* _How to complete this task_:
Answer from the FloodFlash investment post:
(a) Who introduced the writers to the founders of FloodFlash?
(b) Per the ABI, what percentage of people living in flood risk areas know their home is at risk?
(c) Which costs does parametric insurance remove for insurers?

* _Provided passage_:
[Start of Attachment]

Insurance 3.0 — our investment in FloodFlash
We first met Adam and Ian, the founders of FloodFlash, via Freddy, the CEO of Cuvva, one of LG’s portfolio companies (our favourite kind of intro) and were immediately struck with the potential of what they are building: no less than a category defining product, changing an opaque, poorly understood flood insurance market… and that’s only the beginning. We’re delighted to be backing them alongside our friends at Pentech and InsurTech Gateway.
Parametric Insurance: smart contracts (no blockchain involved)
Around 5m, or a sixth of the properties in England, are deemed to have a higher than normal risk of flooding but per the ABI, just 55% of those living in flood risk areas are aware that their home is at risk while an estimated 350,000 properties in the UK cannot obtain commercially viable flood insurance. FloodFlash’s proposition to businesses and consumers is simple. Choose a payout level and a water height. Play around with both of those until you’re happy with the premium. Get sent an easy-to-install sensor for your property. Then, if the Flood Flash sensor gets tripped at the agreed water height, payment is immediately made to your bank account. No loss adjustment, no delay, no uncertainty.
FloodFlash is a parametric insurance company. It effectively offers smart contracts. It’s attractive for insureds because:
- payout is immediate upon the sensor getting triggered — no need to even put in a claim
- you know exactly how much you’ll get in the event of a loss. No need to painstakingly claim for each item, find receipts, etc.
- you have control over the premium. If it’s too expensive at water level x, select (higher) water level y (and move your expensive equipment off the floor ;)).
It’s also very attractive for insurance companies:
- Most insurance contracts are designed to make you whole, i.e. pay out for exactly the damage you’ve suffered, less a deductible. With parametric insurance, the insured gets a pay out if the trigger is tripped, regardless of the damage they’ve actually suffered. Without the costs of loss adjustment and processing claims, insurers save money. FloodFlash is passing these savings on to consumers, and with lower costs, insurers can insure previously uninsurable areas.

[End of Attachment]

* _Information given_:
[Start of Attachment]

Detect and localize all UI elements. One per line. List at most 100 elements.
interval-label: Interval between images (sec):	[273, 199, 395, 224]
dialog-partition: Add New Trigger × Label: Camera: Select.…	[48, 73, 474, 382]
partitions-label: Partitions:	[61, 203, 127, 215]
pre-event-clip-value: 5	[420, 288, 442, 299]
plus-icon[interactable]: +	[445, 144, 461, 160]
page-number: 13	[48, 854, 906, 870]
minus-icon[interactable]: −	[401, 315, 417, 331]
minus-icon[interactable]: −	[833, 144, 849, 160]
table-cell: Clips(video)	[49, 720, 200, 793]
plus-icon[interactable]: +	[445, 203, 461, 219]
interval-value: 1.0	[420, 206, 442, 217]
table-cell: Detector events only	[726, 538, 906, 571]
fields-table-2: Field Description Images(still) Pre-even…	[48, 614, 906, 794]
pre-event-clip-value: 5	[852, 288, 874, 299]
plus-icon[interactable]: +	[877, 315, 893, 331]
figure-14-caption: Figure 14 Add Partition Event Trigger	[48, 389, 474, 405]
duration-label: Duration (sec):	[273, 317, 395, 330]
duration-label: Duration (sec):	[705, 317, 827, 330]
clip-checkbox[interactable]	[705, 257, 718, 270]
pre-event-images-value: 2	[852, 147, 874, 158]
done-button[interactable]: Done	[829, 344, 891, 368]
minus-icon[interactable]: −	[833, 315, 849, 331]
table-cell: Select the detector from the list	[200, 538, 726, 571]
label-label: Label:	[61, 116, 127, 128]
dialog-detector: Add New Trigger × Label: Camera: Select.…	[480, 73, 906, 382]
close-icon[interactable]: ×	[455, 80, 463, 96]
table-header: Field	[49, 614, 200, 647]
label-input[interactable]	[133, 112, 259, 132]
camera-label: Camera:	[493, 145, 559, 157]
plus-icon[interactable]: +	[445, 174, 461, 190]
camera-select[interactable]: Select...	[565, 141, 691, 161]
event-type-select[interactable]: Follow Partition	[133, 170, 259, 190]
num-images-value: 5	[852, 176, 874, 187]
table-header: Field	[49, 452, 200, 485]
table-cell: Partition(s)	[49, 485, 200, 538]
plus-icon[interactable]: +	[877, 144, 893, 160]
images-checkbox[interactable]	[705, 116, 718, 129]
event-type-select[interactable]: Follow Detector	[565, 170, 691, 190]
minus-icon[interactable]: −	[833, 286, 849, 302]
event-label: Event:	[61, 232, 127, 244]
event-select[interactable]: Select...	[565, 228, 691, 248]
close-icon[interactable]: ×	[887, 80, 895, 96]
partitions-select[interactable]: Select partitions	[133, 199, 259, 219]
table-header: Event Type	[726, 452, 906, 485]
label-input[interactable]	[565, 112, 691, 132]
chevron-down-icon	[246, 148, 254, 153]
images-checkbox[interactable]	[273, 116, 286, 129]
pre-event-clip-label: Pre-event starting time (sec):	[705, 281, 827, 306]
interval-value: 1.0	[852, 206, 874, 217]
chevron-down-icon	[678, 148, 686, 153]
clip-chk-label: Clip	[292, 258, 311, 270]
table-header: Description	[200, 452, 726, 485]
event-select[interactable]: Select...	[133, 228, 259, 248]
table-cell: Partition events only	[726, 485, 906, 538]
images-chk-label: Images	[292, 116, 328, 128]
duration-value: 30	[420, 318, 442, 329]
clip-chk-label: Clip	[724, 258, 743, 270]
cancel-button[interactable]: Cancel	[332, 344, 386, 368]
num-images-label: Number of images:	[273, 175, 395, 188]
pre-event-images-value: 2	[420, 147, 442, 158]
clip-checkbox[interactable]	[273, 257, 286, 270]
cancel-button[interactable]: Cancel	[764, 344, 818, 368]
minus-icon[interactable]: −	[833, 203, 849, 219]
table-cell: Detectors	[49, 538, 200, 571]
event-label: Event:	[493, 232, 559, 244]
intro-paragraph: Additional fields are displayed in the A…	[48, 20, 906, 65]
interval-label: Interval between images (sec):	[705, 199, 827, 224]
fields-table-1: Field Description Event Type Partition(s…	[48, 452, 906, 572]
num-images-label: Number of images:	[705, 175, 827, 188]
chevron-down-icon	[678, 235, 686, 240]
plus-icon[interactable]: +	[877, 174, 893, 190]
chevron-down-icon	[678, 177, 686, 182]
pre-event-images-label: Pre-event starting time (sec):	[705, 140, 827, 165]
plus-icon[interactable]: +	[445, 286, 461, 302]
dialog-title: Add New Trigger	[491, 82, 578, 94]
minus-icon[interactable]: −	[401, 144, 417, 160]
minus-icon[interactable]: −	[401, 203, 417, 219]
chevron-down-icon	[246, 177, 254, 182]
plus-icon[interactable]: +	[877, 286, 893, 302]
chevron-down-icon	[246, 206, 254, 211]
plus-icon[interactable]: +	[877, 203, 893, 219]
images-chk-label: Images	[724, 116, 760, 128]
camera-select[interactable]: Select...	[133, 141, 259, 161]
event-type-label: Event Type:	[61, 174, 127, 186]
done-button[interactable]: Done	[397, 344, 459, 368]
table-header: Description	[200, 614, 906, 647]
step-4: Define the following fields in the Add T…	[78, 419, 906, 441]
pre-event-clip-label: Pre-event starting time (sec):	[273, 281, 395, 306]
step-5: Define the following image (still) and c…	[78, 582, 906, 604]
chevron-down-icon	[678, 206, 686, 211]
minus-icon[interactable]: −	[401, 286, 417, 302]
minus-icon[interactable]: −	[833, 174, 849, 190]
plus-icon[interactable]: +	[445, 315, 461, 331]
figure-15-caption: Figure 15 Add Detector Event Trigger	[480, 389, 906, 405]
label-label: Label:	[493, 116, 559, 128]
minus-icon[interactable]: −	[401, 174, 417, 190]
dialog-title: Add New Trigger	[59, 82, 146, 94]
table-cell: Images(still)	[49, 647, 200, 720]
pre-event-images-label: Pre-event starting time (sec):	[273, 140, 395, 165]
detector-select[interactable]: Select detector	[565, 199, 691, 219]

[End of Attachment]

* _Worked solution_:
(a) Freddy, the CEO of Cuvva.
(b) 55%.
(c) The costs of loss adjustment and processing claims.